TASK DETAILS |
Everything in the data should be repeated exactly, save for the images.

INPUT RECORDS start

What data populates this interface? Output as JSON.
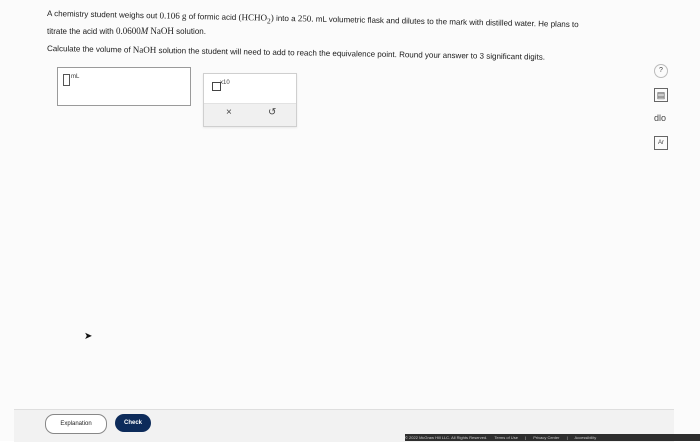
{
  "question": {
    "line1": {
      "p1": "A chemistry student weighs out",
      "mass": "0.106",
      "unit": "g",
      "p2": "of formic acid",
      "formula": "(HCHO",
      "formula_sub": "2",
      "formula_close": ")",
      "p3": "into a",
      "vol": "250.",
      "p4": "mL volumetric flask and dilutes to the mark with distilled water. He plans to"
    },
    "line2": {
      "p1": "titrate the acid with",
      "conc": "0.0600",
      "m": "M",
      "base": "NaOH",
      "p2": "solution."
    },
    "line3": {
      "p1": "Calculate the volume of",
      "base": "NaOH",
      "p2": "solution the student will need to add to reach the equivalence point. Round your answer to 3 significant digits."
    }
  },
  "answer": {
    "unit": "mL"
  },
  "keypad": {
    "sci_label": "x10",
    "clear": "×",
    "undo": "↺"
  },
  "sidebar": {
    "help": "?",
    "calculator": "▤",
    "chart": "dlo",
    "periodic": "Ar"
  },
  "footer": {
    "explanation": "Explanation",
    "check": "Check",
    "legal": [
      "© 2022 McGraw Hill LLC. All Rights Reserved.",
      "Terms of Use",
      "|",
      "Privacy Center",
      "|",
      "Accessibility"
    ]
  }
}
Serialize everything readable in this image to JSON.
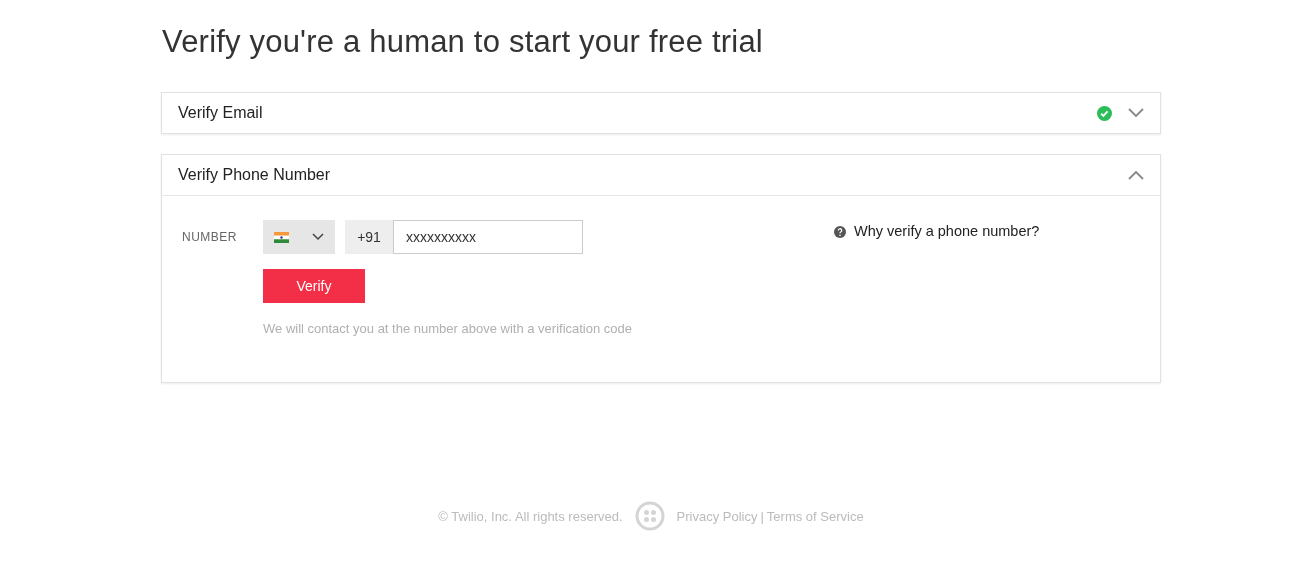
{
  "title": "Verify you're a human to start your free trial",
  "sections": [
    {
      "title": "Verify Email",
      "verified": true,
      "expanded": false
    },
    {
      "title": "Verify Phone Number",
      "verified": false,
      "expanded": true
    }
  ],
  "phone_form": {
    "label": "NUMBER",
    "dial_code": "+91",
    "number": "xxxxxxxxxx",
    "button": "Verify",
    "hint": "We will contact you at the number above with a verification code",
    "help_link": "Why verify a phone number?"
  },
  "footer": {
    "copyright": "© Twilio, Inc. All rights reserved.",
    "links": [
      "Privacy Policy",
      "Terms of Service"
    ],
    "separator": "|"
  }
}
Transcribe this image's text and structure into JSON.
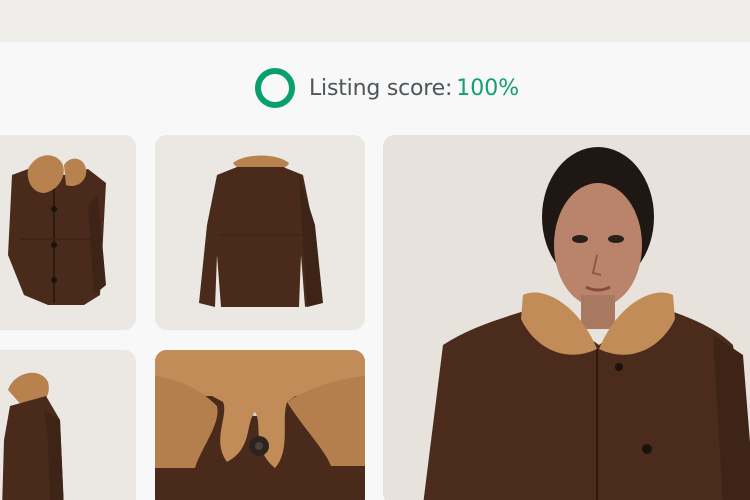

INPUT RECORDS end

TASK RESULT |
What data populates this interface? Output as JSON.
{
  "question": {
    "line1": {
      "p1": "A chemistry student weighs out",
      "mass": "0.106",
      "unit": "g",
      "p2": "of formic acid",
      "formula": "(HCHO",
      "formula_sub": "2",
      "formula_close": ")",
      "p3": "into a",
      "vol": "250.",
      "p4": "mL volumetric flask and dilutes to the mark with distilled water. He plans to"
    },
    "line2": {
      "p1": "titrate the acid with",
      "conc": "0.0600",
      "m": "M",
      "base": "NaOH",
      "p2": "solution."
    },
    "line3": {
      "p1": "Calculate the volume of",
      "base": "NaOH",
      "p2": "solution the student will need to add to reach the equivalence point. Round your answer to 3 significant digits."
    }
  },
  "answer": {
    "unit": "mL"
  },
  "keypad": {
    "sci_label": "x10",
    "clear": "×",
    "undo": "↺"
  },
  "sidebar": {
    "help": "?",
    "calculator": "▤",
    "chart": "dlo",
    "periodic": "Ar"
  },
  "footer": {
    "explanation": "Explanation",
    "check": "Check",
    "legal": [
      "© 2022 McGraw Hill LLC. All Rights Reserved.",
      "Terms of Use",
      "|",
      "Privacy Center",
      "|",
      "Accessibility"
    ]
  }
}
Serialize everything readable in this image to JSON.
{
  "title": "Verify you're a human to start your free trial",
  "sections": [
    {
      "title": "Verify Email",
      "verified": true,
      "expanded": false
    },
    {
      "title": "Verify Phone Number",
      "verified": false,
      "expanded": true
    }
  ],
  "phone_form": {
    "label": "NUMBER",
    "dial_code": "+91",
    "number": "xxxxxxxxxx",
    "button": "Verify",
    "hint": "We will contact you at the number above with a verification code",
    "help_link": "Why verify a phone number?"
  },
  "footer": {
    "copyright": "© Twilio, Inc. All rights reserved.",
    "links": [
      "Privacy Policy",
      "Terms of Service"
    ],
    "separator": "|"
  }
}
Transcribe this image's text and structure into JSON.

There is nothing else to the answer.